(Extrait fourni)
********
Nommé à la tête des Affaires étrangères le 6 mars, il a secoué en dix petites semaines une diplomatie égyptienne déclinante et sous influence américaine. Première grande victoire : la signature, le 4 mai, d’un accord de réconciliation entre le Fatah et le Hamas palestiniens. Il n’hésite pas ensuite à tendre la main à Téhéran, avec qui Le Caire n’a plus de relations diplomatiques depuis 1980. Une initiative audacieuse qui suscite l’inquiétude à Washington et à Tel-Aviv.

Trop loin et trop vite ?
********
(Consigne 1)
Réécrivez sous forme de liste JSON de chaînes, à raison d'une chaîne par ligne et sans les lignes vides, les lignes du listing depuis son début jusqu'à celle qui contient "page-title: 에스토니아 (14, 404, 153, 440)", incluse.

(Données fournies)
********
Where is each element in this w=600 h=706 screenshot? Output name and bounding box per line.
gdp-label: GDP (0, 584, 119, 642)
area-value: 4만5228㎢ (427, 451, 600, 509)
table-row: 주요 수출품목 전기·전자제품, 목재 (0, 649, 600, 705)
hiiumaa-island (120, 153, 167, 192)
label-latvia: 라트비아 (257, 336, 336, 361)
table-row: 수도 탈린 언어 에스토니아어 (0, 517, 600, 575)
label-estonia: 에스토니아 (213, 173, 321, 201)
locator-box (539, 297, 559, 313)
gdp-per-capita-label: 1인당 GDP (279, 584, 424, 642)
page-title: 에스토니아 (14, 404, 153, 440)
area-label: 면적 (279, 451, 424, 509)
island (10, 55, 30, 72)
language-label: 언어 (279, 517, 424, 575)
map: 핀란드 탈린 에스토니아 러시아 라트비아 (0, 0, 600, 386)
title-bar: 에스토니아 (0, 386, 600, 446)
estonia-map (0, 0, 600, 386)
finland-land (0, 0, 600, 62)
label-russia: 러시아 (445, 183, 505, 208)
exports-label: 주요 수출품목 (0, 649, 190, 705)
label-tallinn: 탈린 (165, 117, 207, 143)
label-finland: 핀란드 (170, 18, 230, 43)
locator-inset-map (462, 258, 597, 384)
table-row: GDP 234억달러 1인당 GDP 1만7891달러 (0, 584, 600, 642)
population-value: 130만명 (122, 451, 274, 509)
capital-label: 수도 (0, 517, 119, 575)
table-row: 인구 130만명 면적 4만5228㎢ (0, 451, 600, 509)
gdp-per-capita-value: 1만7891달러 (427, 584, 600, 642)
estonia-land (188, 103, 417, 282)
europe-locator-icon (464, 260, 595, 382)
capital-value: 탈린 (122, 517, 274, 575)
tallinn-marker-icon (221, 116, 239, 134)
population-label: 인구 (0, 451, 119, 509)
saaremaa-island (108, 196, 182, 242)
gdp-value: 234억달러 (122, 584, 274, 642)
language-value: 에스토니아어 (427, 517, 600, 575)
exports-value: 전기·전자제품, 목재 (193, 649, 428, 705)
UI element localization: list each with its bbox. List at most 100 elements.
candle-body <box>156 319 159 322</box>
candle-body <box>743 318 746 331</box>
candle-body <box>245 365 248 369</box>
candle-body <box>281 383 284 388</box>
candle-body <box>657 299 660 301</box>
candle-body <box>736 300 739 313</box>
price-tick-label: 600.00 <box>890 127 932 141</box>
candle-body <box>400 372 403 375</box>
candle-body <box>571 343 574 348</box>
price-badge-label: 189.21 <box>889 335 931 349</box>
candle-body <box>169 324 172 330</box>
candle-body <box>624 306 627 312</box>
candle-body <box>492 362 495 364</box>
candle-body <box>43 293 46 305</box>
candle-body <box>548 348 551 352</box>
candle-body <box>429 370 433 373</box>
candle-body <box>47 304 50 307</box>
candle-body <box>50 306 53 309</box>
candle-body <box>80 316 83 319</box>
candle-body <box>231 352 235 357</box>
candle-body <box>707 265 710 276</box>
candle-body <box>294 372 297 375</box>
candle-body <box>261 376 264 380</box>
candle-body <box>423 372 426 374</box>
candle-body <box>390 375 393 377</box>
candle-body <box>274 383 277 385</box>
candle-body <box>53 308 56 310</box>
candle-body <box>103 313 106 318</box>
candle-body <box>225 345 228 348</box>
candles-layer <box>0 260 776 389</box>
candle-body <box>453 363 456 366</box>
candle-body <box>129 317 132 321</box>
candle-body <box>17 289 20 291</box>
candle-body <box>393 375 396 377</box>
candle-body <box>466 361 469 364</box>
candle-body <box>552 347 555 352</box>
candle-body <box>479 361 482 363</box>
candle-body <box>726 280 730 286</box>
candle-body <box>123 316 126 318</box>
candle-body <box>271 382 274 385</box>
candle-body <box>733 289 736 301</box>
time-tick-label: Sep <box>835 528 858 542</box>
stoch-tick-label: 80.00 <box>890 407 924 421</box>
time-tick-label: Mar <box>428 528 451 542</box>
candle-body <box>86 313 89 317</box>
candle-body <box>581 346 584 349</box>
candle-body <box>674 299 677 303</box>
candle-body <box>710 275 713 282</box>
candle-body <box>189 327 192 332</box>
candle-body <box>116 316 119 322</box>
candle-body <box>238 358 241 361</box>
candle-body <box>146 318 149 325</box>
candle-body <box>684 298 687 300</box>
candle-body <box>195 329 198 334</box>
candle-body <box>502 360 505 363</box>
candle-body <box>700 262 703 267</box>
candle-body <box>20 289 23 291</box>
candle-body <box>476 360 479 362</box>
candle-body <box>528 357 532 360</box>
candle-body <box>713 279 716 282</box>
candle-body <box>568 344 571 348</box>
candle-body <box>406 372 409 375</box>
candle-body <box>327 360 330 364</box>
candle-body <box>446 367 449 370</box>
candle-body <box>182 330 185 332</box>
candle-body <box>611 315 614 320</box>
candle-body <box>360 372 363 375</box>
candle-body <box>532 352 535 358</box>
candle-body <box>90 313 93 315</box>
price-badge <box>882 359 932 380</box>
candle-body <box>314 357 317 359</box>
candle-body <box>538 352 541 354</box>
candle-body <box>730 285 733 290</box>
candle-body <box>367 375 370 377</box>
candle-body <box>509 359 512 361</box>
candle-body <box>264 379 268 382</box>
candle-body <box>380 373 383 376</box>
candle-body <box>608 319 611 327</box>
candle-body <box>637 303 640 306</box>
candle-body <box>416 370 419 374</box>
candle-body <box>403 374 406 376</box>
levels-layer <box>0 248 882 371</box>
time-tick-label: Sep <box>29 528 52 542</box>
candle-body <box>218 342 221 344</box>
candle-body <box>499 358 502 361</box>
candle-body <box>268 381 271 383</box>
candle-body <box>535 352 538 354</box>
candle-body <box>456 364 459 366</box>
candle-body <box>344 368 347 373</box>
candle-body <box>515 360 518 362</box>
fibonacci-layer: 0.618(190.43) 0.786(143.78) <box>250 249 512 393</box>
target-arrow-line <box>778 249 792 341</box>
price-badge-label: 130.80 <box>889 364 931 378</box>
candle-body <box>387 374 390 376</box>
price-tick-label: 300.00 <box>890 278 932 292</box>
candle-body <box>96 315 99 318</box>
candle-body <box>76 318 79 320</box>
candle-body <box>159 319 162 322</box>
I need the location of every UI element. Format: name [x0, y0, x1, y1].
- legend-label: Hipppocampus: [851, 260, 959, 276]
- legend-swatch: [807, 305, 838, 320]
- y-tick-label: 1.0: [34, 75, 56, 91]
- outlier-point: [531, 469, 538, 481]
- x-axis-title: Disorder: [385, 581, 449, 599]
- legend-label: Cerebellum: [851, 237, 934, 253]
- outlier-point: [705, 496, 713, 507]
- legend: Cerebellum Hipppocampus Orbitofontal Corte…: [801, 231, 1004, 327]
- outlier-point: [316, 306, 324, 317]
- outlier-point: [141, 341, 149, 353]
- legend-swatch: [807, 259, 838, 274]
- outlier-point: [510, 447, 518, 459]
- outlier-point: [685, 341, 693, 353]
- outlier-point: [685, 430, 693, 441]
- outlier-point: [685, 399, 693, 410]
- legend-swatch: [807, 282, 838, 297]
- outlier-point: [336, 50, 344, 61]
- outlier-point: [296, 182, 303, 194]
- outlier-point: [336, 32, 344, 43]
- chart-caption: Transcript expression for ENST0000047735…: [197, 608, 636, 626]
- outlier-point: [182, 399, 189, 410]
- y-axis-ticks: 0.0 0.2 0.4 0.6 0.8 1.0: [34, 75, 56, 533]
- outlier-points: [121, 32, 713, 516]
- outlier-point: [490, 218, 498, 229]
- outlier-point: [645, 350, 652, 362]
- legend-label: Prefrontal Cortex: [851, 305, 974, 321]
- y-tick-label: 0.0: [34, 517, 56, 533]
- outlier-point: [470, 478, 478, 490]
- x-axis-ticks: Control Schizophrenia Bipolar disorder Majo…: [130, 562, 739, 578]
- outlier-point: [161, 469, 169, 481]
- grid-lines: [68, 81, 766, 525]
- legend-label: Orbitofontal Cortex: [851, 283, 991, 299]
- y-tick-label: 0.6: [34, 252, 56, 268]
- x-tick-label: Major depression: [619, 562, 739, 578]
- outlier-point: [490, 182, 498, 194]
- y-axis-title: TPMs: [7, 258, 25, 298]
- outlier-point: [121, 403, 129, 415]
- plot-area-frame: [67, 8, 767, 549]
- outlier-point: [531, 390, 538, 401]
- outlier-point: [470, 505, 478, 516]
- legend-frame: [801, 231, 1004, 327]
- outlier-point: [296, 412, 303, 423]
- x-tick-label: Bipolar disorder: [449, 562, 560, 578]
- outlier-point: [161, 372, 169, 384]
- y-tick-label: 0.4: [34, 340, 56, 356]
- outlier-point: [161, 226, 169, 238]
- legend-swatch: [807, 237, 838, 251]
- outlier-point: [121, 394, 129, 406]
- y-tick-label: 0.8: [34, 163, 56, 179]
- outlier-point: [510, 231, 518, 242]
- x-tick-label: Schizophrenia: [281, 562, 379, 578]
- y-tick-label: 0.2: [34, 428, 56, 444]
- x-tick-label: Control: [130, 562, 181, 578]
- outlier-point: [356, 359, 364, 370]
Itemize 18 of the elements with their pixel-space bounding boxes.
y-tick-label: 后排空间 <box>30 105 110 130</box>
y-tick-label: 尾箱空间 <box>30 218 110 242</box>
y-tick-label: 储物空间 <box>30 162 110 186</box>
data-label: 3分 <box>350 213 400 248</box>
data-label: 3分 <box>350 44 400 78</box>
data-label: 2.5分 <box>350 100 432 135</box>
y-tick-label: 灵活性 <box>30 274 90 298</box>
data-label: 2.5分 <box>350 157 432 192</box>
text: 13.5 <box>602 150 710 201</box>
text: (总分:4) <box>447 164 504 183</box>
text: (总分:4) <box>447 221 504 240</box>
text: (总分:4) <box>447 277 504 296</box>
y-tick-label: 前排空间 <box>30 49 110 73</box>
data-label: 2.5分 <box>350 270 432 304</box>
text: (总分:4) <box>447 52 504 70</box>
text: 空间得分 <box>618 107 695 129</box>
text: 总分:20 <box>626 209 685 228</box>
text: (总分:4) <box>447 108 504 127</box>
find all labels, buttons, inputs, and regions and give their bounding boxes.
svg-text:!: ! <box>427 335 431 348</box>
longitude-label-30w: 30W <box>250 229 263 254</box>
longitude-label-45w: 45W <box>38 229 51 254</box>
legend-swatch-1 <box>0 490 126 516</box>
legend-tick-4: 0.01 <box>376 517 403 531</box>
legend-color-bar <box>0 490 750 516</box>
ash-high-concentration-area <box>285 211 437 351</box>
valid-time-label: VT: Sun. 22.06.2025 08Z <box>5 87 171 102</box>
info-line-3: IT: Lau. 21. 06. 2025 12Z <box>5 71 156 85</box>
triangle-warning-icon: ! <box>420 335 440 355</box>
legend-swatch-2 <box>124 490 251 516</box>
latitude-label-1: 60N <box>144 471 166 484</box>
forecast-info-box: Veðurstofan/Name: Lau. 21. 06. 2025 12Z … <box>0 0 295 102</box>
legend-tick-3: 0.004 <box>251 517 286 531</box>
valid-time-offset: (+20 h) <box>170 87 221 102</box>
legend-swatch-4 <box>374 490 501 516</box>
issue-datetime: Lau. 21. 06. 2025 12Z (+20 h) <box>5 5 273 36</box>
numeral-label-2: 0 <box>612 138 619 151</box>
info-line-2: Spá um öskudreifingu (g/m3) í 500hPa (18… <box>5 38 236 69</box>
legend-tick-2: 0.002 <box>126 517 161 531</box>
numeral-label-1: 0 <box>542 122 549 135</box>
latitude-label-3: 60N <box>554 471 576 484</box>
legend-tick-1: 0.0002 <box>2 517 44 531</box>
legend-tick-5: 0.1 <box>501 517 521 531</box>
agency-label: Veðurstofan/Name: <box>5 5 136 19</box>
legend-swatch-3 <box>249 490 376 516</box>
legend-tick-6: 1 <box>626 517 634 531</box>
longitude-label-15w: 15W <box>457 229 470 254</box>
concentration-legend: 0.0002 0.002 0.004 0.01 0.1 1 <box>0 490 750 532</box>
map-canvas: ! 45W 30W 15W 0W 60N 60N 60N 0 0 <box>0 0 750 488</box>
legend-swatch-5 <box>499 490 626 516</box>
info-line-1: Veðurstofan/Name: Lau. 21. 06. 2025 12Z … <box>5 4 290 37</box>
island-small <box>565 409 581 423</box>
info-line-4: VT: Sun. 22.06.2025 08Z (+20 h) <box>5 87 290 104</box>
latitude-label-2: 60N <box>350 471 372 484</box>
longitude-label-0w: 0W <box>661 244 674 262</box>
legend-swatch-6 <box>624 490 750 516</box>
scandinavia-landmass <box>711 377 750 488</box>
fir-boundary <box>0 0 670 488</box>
********
(Consigne 2)
Indiquez si chacune des affirmations suivantes concorde avec l'extrait sur la diplomatie égyptienne, en répondant par oui ou par non et en citant mot pour mot le passage décisif. (a) Le ministre a été nommé aux Affaires étrangères le 6 mars. (b) L'accord de réconciliation entre le Fatah et le Hamas a été signé le 4 avril. (c) Le Caire entretient des relations diplomatiques avec Téhéran depuis 1980.

(Réponse complète 1)
[
  "Where is each element in this w=600 h=706 screenshot? Output name and bounding box per line.",
  "gdp-label: GDP (0, 584, 119, 642)",
  "area-value: 4만5228㎢ (427, 451, 600, 509)",
  "table-row: 주요 수출품목 전기·전자제품, 목재 (0, 649, 600, 705)",
  "hiiumaa-island (120, 153, 167, 192)",
  "label-latvia: 라트비아 (257, 336, 336, 361)",
  "table-row: 수도 탈린 언어 에스토니아어 (0, 517, 600, 575)",
  "label-estonia: 에스토니아 (213, 173, 321, 201)",
  "locator-box (539, 297, 559, 313)",
  "gdp-per-capita-label: 1인당 GDP (279, 584, 424, 642)",
  "page-title: 에스토니아 (14, 404, 153, 440)"
]

(Réponse complète 2)
(a) Oui : « Nommé à la tête des Affaires étrangères le 6 mars ».
(b) Non : « la signature, le 4 mai, d’un accord de réconciliation entre le Fatah et le Hamas palestiniens ».
(c) Non : « avec qui Le Caire n’a plus de relations diplomatiques depuis 1980 ».